» Requirement
Reproduce all the material exactly, minus any pictures it holds.

» Listed records
-- start --
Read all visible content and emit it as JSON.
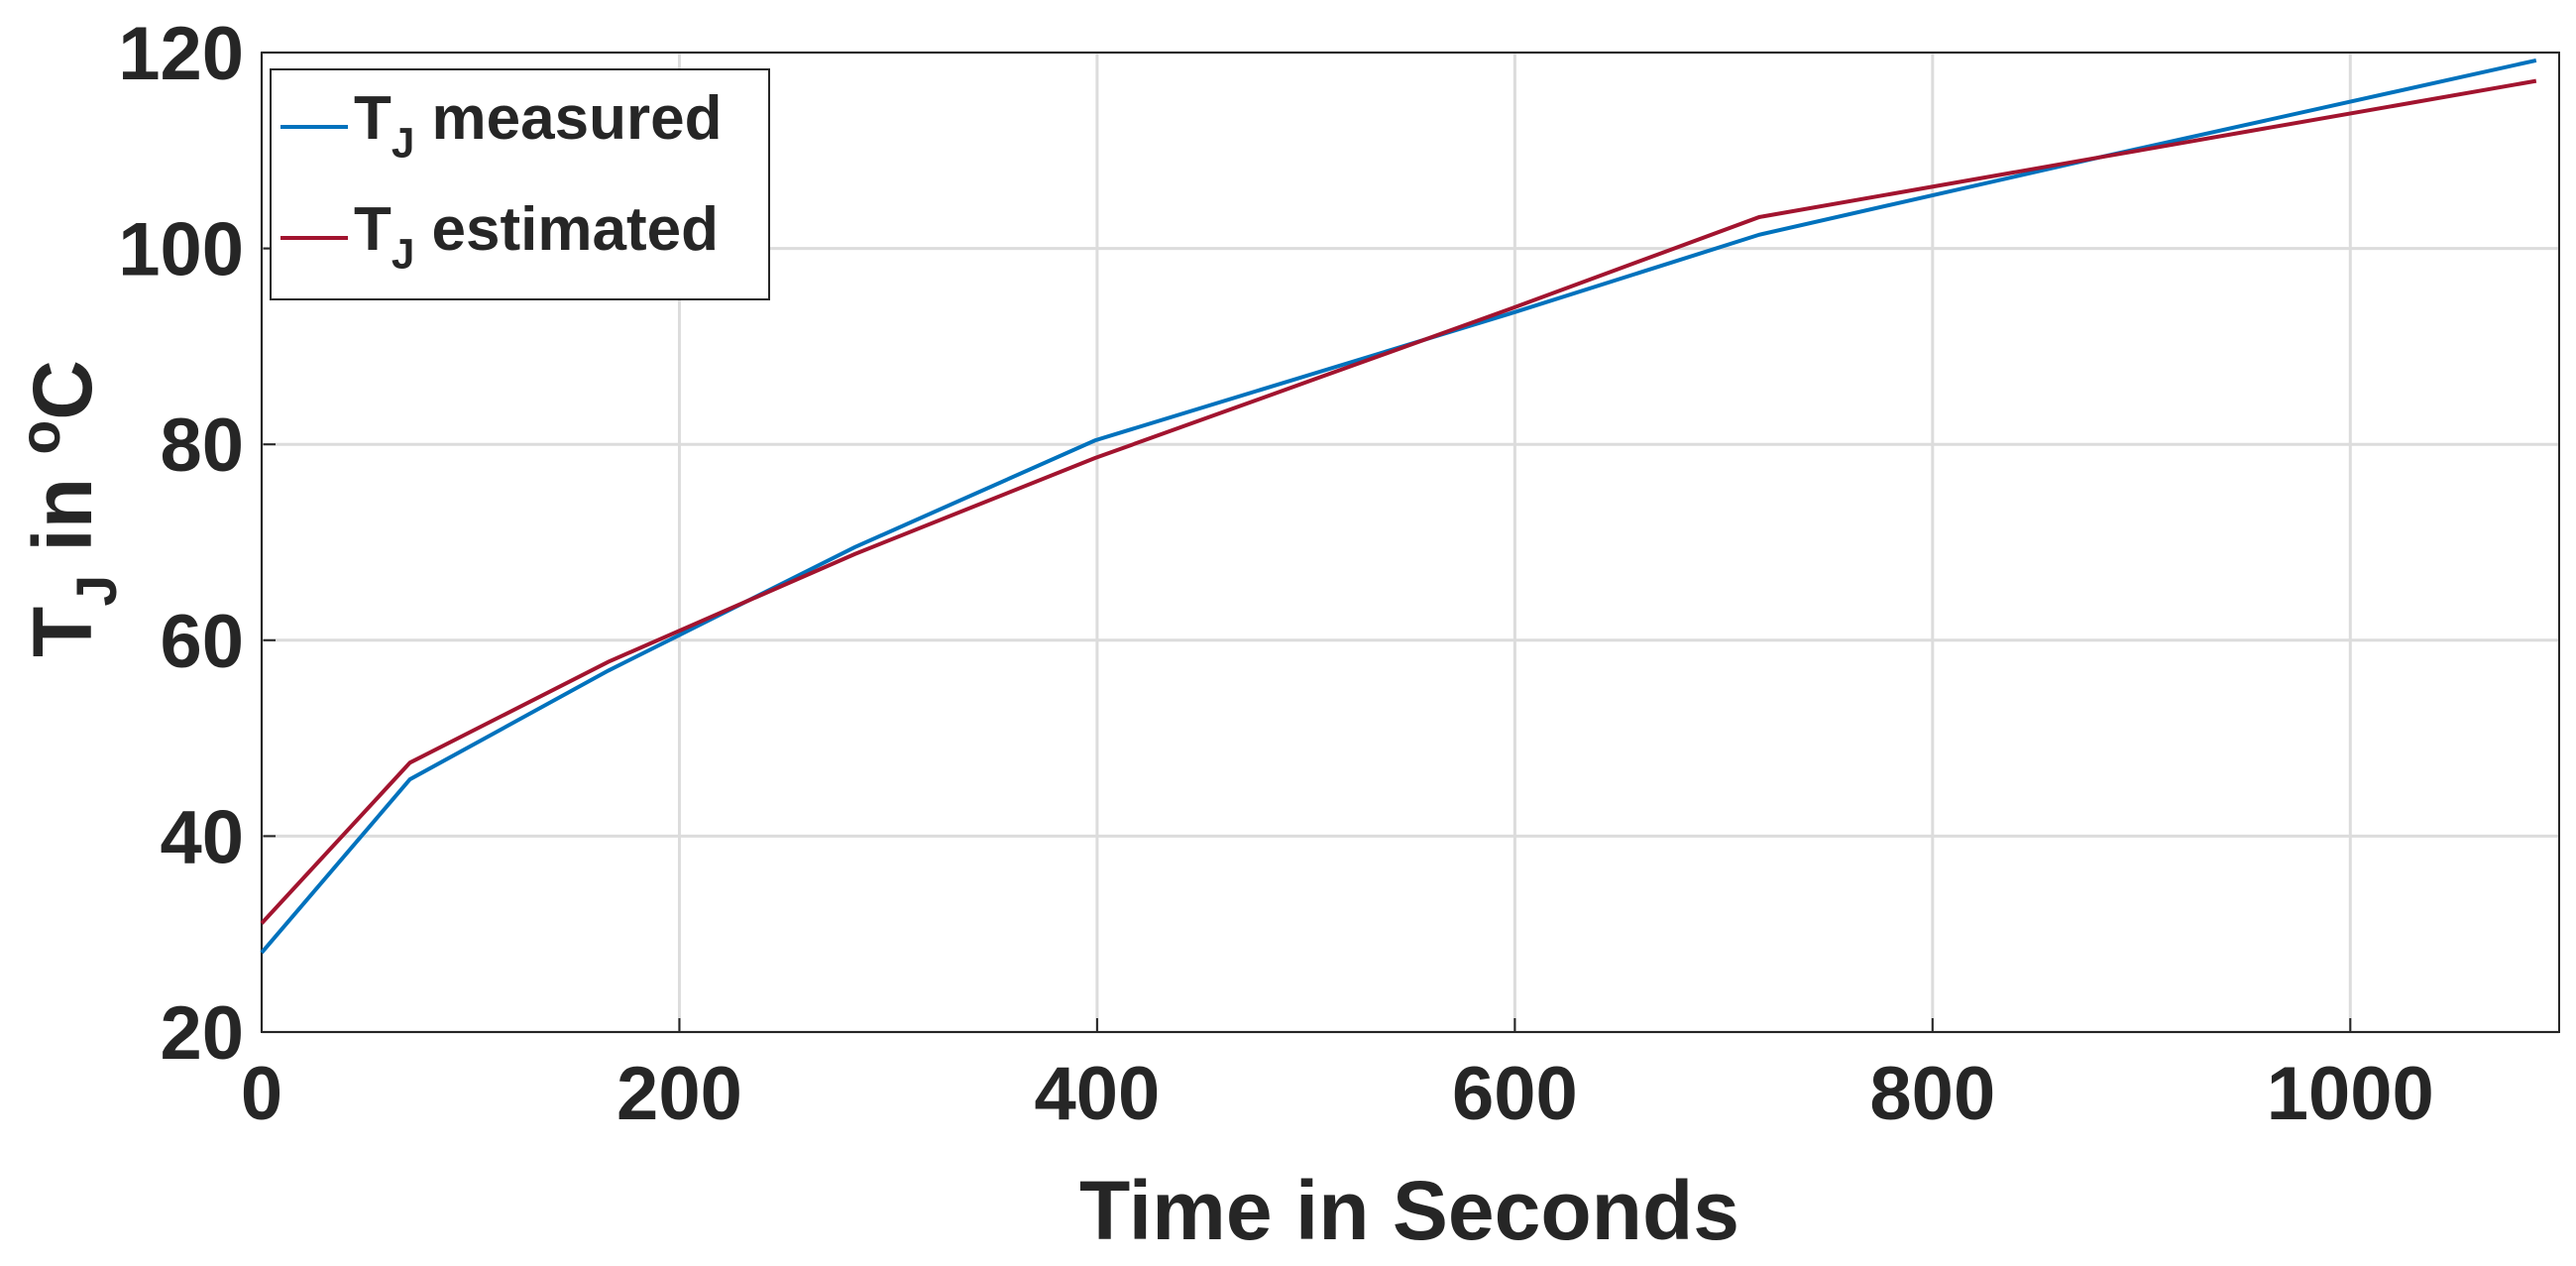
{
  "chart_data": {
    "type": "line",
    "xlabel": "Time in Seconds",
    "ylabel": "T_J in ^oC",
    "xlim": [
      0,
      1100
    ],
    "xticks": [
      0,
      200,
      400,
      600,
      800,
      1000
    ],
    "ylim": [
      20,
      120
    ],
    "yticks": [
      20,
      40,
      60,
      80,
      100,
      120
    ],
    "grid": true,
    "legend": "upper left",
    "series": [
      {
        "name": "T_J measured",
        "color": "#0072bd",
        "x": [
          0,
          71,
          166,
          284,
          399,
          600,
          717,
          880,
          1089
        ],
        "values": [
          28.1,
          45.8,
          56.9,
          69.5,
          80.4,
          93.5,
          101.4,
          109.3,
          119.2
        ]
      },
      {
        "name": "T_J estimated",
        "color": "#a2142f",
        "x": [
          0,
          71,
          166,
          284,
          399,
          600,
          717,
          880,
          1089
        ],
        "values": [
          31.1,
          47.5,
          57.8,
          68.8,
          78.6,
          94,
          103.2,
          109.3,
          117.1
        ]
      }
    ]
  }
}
-- end --
» Full output
Read all visible content and emit it as JSON.
{
  "chart_data": {
    "type": "line",
    "xlabel": "Time in Seconds",
    "ylabel": "T_J in ^oC",
    "xlim": [
      0,
      1100
    ],
    "xticks": [
      0,
      200,
      400,
      600,
      800,
      1000
    ],
    "ylim": [
      20,
      120
    ],
    "yticks": [
      20,
      40,
      60,
      80,
      100,
      120
    ],
    "grid": true,
    "legend": "upper left",
    "series": [
      {
        "name": "T_J measured",
        "color": "#0072bd",
        "x": [
          0,
          71,
          166,
          284,
          399,
          600,
          717,
          880,
          1089
        ],
        "values": [
          28.1,
          45.8,
          56.9,
          69.5,
          80.4,
          93.5,
          101.4,
          109.3,
          119.2
        ]
      },
      {
        "name": "T_J estimated",
        "color": "#a2142f",
        "x": [
          0,
          71,
          166,
          284,
          399,
          600,
          717,
          880,
          1089
        ],
        "values": [
          31.1,
          47.5,
          57.8,
          68.8,
          78.6,
          94,
          103.2,
          109.3,
          117.1
        ]
      }
    ]
  }
}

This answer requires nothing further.